→ Task prompt
Which lines include the word "home"? Copy each of them.

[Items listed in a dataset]
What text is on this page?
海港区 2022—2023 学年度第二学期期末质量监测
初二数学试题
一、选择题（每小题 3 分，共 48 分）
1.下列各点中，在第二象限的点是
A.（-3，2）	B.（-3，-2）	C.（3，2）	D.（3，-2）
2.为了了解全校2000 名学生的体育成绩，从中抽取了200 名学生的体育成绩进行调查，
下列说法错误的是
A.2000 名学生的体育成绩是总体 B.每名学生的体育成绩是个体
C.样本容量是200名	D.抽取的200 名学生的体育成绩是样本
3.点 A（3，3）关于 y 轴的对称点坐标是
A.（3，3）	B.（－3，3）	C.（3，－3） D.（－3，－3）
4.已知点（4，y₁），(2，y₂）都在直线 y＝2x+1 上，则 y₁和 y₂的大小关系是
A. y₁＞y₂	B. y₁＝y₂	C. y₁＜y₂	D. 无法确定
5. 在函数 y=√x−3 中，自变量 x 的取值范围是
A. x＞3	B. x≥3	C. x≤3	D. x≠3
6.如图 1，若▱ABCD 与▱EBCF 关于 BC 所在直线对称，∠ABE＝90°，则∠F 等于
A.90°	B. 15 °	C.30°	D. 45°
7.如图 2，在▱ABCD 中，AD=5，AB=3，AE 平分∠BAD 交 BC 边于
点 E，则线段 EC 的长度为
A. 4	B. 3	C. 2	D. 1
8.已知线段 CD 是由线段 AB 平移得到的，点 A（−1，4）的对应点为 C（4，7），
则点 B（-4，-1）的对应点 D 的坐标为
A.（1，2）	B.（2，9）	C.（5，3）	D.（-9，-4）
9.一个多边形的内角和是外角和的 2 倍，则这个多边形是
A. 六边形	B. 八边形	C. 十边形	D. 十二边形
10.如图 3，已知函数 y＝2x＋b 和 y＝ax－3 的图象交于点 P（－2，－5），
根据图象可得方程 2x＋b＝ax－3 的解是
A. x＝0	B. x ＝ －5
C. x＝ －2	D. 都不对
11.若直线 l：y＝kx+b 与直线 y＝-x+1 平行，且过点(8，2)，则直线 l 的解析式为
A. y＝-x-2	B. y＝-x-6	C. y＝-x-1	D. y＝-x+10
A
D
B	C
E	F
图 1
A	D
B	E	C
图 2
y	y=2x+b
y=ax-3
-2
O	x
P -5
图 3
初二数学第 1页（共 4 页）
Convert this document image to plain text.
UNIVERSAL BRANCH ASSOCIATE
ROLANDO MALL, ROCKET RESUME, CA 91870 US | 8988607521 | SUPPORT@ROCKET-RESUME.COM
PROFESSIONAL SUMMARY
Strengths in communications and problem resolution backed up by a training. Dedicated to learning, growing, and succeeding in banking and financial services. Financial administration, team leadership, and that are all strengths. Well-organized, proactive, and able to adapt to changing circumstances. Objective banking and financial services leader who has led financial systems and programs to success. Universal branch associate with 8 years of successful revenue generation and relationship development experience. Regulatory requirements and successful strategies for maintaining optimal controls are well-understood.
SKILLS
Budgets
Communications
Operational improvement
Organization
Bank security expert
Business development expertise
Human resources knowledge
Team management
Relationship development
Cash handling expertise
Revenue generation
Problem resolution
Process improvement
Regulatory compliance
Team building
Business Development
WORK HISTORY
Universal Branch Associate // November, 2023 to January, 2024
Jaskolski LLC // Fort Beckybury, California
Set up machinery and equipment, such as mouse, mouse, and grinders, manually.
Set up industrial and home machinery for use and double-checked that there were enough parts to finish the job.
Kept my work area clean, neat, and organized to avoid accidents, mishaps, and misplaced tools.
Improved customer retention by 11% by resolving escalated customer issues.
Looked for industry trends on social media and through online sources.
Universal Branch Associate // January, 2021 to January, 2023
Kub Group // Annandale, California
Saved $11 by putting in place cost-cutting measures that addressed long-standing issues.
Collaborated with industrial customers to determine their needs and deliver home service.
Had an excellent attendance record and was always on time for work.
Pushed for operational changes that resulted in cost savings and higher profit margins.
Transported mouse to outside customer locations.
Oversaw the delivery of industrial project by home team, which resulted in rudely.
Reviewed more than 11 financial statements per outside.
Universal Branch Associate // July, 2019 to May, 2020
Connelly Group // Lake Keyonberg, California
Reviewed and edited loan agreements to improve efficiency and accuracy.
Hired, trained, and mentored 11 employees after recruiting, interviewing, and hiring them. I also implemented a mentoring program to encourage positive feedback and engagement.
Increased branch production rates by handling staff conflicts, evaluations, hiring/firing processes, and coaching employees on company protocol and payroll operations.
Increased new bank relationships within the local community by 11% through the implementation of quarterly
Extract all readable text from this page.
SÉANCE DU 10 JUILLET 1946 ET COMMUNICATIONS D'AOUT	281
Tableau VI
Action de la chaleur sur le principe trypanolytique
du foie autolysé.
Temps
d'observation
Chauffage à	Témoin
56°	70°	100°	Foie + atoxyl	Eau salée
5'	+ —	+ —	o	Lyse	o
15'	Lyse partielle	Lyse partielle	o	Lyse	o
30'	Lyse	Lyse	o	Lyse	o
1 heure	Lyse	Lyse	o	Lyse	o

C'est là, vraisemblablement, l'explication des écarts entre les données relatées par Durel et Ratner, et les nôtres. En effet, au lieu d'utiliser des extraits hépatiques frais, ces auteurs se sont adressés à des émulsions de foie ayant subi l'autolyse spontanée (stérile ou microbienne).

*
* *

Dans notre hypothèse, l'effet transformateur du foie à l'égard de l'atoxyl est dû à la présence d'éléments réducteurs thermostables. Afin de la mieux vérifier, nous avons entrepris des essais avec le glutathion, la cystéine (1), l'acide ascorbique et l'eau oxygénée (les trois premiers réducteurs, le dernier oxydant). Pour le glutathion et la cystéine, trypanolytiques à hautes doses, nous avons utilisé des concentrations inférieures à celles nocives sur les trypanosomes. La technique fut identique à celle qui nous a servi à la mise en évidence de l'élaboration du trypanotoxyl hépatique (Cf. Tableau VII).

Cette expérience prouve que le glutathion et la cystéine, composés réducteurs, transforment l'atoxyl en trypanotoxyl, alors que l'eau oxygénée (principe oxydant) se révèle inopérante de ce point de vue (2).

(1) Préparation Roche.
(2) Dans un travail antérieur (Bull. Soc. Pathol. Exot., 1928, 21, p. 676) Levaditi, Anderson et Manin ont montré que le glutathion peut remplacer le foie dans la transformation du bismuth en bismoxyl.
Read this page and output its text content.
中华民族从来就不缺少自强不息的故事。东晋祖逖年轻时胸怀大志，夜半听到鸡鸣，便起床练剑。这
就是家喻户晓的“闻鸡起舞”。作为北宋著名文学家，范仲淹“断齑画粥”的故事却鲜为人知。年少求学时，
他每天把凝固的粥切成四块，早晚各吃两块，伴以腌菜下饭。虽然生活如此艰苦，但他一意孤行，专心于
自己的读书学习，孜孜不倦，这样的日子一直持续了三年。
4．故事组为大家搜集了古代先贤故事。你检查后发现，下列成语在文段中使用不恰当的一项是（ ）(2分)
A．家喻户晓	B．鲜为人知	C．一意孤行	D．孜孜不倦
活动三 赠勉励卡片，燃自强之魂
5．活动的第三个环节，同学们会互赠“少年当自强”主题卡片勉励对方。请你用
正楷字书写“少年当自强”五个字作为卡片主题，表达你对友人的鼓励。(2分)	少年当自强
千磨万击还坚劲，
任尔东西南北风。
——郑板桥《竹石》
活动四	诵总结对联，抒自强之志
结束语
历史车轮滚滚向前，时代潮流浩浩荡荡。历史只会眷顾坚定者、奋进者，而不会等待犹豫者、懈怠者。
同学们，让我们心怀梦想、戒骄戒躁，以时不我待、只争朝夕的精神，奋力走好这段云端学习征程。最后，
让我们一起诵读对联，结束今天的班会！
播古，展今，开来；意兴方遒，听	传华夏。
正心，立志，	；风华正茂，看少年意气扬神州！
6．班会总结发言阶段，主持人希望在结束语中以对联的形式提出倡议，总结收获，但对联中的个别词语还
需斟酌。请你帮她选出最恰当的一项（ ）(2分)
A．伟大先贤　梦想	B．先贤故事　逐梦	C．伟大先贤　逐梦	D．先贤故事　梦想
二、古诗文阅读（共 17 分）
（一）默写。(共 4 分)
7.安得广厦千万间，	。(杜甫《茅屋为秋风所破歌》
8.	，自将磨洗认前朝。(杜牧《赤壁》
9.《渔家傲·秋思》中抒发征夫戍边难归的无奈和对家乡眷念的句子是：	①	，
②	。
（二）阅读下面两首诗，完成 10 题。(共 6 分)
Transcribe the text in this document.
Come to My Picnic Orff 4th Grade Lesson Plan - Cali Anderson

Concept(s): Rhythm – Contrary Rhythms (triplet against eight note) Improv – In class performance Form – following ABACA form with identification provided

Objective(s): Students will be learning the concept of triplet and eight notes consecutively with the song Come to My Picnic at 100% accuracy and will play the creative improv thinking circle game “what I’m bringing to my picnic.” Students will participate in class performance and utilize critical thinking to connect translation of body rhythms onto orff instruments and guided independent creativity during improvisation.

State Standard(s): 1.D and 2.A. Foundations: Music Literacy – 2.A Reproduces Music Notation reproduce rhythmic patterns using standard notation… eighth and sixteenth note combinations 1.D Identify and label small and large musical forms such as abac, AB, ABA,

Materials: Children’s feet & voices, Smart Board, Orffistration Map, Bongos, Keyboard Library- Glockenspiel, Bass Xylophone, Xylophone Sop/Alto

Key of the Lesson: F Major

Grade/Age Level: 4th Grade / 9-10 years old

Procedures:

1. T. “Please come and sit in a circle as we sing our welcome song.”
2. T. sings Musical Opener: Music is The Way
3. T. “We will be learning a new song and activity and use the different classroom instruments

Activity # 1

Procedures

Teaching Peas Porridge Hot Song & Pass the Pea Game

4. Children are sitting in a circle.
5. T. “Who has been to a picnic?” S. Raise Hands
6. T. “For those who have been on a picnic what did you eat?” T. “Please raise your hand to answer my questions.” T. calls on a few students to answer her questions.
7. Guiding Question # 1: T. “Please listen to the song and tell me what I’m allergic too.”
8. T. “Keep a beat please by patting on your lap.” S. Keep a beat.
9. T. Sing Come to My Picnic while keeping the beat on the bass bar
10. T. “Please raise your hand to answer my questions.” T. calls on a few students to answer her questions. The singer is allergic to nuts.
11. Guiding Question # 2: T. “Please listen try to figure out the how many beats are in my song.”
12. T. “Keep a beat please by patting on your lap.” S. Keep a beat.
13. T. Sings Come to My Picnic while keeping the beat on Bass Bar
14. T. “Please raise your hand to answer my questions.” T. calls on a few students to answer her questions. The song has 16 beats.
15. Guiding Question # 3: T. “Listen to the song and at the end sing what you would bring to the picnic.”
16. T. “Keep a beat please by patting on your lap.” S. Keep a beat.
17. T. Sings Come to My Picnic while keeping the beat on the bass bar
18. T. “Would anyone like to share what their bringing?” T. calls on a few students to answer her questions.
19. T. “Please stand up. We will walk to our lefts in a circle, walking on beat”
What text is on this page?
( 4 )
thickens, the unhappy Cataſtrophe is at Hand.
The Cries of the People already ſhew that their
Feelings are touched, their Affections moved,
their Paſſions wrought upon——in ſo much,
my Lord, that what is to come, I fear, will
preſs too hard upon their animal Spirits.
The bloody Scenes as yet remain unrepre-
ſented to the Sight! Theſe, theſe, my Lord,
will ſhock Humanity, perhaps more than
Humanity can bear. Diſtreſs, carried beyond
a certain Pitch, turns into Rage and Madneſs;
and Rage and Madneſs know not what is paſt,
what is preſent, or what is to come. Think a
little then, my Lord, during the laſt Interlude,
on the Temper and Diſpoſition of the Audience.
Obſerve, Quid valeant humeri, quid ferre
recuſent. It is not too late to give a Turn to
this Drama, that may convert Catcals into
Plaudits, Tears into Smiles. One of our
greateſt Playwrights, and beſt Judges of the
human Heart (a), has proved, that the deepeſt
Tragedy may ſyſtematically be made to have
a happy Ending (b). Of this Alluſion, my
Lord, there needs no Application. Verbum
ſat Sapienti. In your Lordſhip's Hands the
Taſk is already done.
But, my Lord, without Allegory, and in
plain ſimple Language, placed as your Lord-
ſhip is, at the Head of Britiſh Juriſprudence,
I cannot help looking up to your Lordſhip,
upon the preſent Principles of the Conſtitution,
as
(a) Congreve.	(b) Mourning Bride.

→ Written response
Set up industrial and home machinery for use and double-checked that there were enough parts to finish the job.
Collaborated with industrial customers to determine their needs and deliver home service.
Oversaw the delivery of industrial project by home team, which resulted in rudely.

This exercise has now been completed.